Exercise input

>> START

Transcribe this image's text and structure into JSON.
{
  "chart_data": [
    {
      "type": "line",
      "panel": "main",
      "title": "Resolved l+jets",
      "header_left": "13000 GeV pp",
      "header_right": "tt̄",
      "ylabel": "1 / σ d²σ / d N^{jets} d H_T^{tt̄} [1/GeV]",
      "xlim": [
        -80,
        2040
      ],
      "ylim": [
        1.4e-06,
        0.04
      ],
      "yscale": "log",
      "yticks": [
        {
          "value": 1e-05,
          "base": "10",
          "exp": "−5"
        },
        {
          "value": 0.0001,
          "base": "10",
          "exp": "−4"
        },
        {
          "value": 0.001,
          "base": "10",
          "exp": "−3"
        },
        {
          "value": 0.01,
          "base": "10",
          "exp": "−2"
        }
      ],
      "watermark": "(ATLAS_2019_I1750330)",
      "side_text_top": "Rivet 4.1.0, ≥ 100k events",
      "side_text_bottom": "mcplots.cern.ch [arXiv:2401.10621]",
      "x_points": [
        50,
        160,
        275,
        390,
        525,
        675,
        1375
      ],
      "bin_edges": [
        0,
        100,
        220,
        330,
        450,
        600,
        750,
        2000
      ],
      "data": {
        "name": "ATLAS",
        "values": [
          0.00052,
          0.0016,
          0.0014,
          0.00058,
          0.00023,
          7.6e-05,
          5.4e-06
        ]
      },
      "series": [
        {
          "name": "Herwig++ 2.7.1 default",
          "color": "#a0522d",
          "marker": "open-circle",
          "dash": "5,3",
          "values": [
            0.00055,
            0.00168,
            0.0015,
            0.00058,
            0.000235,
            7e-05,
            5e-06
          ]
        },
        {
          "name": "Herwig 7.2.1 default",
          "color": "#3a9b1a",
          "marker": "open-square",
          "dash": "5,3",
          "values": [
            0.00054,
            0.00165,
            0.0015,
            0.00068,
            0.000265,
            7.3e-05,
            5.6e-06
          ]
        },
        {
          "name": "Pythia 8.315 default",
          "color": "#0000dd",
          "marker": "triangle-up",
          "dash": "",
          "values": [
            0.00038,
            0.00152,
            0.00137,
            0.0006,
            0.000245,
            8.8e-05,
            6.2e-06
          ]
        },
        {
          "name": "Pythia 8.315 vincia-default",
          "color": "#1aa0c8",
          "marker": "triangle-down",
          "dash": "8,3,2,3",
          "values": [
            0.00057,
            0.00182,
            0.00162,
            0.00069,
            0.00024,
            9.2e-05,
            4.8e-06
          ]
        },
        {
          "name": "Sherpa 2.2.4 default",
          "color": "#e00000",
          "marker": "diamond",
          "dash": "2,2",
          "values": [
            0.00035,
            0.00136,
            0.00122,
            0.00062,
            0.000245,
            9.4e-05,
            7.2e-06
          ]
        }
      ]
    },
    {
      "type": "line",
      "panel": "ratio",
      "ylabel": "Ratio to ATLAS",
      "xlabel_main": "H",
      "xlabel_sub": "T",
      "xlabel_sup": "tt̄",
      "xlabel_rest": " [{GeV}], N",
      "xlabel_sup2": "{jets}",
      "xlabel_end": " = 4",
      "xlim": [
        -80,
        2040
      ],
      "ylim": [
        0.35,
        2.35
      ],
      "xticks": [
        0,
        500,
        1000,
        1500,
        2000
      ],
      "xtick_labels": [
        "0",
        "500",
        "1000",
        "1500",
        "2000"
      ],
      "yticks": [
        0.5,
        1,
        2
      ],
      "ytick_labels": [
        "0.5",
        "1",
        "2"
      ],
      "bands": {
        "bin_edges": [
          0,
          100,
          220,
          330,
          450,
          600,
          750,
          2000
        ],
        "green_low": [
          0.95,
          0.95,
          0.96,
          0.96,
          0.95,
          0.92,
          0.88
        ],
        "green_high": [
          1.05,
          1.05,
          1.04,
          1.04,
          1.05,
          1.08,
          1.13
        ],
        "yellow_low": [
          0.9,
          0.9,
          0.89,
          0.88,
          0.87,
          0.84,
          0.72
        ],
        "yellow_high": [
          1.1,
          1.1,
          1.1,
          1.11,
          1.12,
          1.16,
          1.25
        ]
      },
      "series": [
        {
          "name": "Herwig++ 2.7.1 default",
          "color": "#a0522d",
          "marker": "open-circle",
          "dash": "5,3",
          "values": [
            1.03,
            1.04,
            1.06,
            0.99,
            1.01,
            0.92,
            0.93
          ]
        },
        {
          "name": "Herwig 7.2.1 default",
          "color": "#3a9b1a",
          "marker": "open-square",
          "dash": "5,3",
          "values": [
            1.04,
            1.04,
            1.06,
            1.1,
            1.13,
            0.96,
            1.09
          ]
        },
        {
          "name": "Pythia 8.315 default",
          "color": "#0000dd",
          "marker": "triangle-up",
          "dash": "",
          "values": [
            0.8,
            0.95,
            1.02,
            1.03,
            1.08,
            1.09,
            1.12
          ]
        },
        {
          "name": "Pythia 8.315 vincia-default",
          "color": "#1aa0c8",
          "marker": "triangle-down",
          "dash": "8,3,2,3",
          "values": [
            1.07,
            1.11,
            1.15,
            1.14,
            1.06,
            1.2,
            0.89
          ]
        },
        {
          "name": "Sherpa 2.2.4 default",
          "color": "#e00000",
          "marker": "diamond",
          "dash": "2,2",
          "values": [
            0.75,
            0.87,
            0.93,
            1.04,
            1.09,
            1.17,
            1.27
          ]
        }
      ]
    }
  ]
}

>> END

Exercise objective
In the lines above, locate the string "ylabel". Copy every line where it occurs.

Result
      "ylabel": "1 / σ d²σ / d N^{jets} d H_T^{tt̄} [1/GeV]",
      "ylabel": "Ratio to ATLAS",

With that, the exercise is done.